#### Written request:
Check every line of the data below for the string "Energie", and copy the ones that hold it.

══════════════════════════════

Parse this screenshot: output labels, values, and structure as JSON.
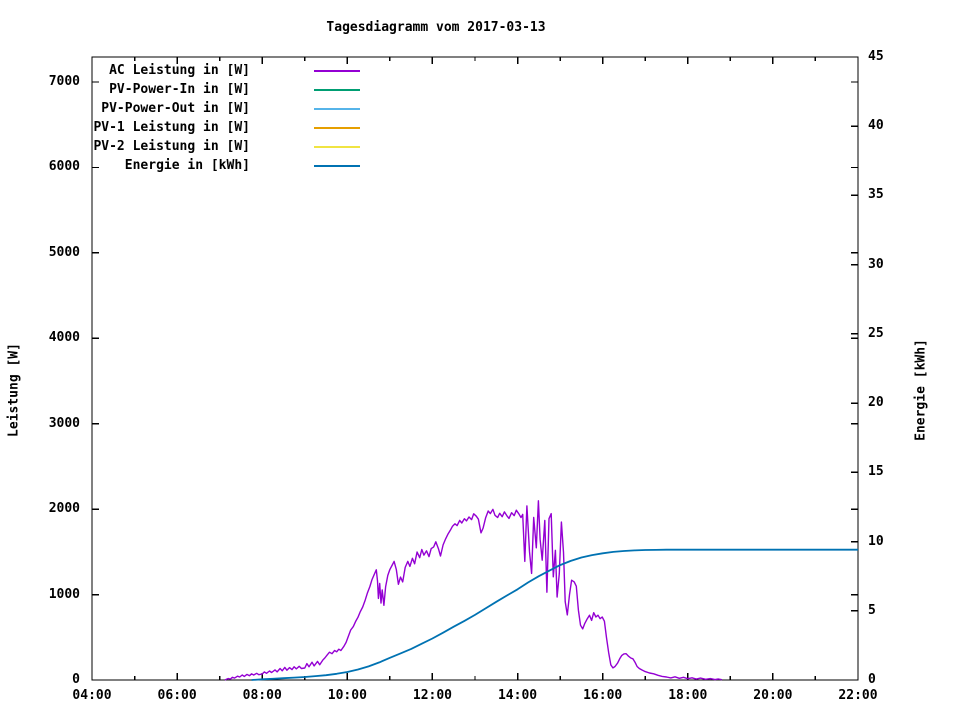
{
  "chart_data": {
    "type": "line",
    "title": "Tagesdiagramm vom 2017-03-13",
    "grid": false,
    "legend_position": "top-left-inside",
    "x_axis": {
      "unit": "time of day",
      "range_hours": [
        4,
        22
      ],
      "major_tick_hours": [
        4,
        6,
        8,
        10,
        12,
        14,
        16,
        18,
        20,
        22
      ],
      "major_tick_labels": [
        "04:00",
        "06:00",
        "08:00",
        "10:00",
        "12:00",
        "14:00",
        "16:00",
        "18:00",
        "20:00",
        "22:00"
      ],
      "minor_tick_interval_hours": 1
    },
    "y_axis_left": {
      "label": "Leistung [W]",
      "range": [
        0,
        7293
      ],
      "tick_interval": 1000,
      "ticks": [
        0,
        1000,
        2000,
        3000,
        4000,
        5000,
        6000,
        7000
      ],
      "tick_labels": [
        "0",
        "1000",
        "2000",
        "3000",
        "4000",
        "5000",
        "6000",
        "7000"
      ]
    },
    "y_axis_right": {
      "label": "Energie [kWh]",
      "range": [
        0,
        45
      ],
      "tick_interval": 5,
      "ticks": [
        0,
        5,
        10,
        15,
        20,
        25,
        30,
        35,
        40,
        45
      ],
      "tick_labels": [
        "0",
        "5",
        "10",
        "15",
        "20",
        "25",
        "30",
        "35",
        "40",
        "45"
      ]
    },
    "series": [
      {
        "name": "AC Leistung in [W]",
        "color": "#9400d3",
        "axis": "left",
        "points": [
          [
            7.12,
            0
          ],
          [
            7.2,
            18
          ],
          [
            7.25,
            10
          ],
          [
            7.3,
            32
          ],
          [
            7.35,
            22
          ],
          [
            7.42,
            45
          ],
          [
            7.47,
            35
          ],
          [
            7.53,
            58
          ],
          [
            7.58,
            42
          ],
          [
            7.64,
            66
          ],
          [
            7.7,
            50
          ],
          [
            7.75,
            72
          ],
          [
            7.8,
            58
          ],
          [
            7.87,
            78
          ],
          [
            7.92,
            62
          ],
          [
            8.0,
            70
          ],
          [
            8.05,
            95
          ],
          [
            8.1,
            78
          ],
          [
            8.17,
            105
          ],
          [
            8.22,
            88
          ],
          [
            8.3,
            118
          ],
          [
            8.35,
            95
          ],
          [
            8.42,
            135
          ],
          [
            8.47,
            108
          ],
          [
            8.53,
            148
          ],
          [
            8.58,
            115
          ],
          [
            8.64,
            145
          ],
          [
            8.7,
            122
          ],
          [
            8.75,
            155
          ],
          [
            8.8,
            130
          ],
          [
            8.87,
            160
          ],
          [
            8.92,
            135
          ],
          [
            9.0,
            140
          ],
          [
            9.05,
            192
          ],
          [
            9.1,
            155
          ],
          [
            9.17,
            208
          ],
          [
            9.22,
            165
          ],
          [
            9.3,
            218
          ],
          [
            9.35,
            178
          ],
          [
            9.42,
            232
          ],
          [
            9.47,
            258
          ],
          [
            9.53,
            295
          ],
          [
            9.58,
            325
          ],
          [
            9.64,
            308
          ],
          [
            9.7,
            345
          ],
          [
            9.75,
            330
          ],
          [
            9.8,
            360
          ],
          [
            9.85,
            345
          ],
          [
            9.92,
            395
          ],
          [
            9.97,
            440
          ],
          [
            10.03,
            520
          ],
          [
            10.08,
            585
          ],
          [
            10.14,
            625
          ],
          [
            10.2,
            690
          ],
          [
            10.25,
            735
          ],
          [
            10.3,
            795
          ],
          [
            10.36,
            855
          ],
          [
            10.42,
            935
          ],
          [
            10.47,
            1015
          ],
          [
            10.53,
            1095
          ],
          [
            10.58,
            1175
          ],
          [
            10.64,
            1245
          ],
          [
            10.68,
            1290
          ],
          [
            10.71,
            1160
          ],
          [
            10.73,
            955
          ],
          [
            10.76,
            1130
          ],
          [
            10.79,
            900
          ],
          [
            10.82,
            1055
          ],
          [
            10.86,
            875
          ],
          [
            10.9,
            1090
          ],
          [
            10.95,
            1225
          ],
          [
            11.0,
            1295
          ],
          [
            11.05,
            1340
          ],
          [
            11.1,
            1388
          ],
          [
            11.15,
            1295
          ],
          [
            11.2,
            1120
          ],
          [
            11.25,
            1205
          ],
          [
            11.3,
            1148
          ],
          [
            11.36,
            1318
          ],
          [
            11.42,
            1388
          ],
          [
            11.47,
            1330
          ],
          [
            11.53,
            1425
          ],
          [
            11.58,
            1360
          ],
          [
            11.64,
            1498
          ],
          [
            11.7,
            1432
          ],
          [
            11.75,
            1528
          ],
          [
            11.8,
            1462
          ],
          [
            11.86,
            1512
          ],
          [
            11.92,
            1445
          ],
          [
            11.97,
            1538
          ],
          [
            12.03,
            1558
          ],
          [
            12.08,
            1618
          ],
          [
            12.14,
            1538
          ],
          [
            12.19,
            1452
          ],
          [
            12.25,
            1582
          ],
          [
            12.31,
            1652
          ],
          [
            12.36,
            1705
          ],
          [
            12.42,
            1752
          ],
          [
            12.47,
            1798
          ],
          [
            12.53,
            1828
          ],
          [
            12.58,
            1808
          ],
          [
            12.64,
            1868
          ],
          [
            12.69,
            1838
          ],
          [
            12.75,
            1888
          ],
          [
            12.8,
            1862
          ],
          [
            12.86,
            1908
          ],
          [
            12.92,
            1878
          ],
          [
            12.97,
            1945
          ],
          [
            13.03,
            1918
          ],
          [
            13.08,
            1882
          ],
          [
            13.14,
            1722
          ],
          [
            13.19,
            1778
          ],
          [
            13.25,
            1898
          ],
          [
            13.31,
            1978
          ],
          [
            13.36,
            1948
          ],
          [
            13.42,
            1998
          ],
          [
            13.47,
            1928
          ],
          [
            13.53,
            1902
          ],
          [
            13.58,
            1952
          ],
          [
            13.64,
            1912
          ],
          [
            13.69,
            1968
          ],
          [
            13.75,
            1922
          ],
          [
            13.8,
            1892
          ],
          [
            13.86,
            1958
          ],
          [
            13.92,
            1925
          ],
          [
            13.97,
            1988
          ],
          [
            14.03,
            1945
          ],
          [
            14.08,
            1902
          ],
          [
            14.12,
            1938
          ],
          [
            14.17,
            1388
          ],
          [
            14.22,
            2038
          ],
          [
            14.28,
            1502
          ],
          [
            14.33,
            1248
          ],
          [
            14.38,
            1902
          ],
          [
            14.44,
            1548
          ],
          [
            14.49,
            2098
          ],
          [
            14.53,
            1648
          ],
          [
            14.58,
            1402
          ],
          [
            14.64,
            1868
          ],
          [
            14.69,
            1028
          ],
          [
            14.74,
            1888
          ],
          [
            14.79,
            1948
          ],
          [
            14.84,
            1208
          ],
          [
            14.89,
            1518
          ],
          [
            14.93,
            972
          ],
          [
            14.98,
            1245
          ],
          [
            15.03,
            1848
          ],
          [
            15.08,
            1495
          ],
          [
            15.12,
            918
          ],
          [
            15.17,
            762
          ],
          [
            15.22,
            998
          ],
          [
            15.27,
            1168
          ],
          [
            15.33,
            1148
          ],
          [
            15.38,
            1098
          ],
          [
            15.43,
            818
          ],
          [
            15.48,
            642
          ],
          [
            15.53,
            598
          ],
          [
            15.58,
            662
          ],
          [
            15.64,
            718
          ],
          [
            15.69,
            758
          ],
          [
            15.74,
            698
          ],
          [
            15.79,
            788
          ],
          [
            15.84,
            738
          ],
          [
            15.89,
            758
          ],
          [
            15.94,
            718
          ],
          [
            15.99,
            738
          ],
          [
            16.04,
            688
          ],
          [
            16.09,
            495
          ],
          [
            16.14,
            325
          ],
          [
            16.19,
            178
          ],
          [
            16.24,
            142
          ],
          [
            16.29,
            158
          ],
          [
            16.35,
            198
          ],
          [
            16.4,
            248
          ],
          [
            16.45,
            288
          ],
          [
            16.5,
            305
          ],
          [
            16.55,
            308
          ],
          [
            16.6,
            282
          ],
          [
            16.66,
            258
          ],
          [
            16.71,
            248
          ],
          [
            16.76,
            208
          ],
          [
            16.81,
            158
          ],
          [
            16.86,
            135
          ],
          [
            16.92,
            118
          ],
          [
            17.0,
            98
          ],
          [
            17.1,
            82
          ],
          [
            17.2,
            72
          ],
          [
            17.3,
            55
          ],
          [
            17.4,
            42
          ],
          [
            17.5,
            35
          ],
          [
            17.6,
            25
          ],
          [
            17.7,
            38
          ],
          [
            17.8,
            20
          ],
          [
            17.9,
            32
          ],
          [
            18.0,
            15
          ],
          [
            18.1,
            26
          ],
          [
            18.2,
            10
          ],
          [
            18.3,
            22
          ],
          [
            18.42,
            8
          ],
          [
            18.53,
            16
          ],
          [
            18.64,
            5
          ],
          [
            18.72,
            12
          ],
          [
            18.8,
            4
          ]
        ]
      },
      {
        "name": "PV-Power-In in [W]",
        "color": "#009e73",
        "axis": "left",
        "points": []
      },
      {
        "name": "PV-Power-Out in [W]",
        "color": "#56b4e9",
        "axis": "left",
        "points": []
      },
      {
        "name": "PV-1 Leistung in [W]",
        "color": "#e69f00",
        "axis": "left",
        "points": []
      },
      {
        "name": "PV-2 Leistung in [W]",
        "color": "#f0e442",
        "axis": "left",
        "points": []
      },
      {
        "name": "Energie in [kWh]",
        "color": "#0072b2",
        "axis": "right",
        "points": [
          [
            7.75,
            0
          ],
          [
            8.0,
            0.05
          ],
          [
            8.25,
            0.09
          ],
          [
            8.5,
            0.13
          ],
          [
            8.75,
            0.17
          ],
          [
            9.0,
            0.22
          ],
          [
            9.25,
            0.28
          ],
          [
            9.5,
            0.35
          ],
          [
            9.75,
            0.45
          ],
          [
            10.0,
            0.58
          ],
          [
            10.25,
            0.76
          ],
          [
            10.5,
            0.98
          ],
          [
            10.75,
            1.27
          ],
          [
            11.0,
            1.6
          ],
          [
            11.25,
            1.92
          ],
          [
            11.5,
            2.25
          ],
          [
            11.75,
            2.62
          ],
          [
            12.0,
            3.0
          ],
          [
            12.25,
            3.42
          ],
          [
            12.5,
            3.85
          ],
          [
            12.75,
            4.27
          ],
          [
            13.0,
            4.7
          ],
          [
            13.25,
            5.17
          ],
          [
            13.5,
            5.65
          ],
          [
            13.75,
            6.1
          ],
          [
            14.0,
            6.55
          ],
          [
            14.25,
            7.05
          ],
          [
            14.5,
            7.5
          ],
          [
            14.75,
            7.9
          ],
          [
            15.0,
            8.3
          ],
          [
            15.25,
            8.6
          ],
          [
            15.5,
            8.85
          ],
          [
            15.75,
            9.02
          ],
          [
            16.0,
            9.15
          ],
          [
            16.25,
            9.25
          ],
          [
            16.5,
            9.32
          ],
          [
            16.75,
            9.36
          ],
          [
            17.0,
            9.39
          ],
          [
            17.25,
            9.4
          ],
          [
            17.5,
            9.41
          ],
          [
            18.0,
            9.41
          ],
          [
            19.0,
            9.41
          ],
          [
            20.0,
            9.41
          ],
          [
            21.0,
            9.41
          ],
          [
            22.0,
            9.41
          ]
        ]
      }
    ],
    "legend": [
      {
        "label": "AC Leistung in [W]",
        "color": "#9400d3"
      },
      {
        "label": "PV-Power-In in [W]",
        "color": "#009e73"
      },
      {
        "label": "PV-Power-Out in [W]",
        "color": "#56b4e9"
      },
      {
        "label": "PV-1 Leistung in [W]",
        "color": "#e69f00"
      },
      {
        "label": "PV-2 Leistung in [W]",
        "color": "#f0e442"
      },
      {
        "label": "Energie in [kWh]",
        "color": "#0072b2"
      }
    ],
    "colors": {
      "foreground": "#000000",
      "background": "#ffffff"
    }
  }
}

══════════════════════════════

#### Finished task:
      "label": "Energie [kWh]",
        "name": "Energie in [kWh]",
        "label": "Energie in [kWh]",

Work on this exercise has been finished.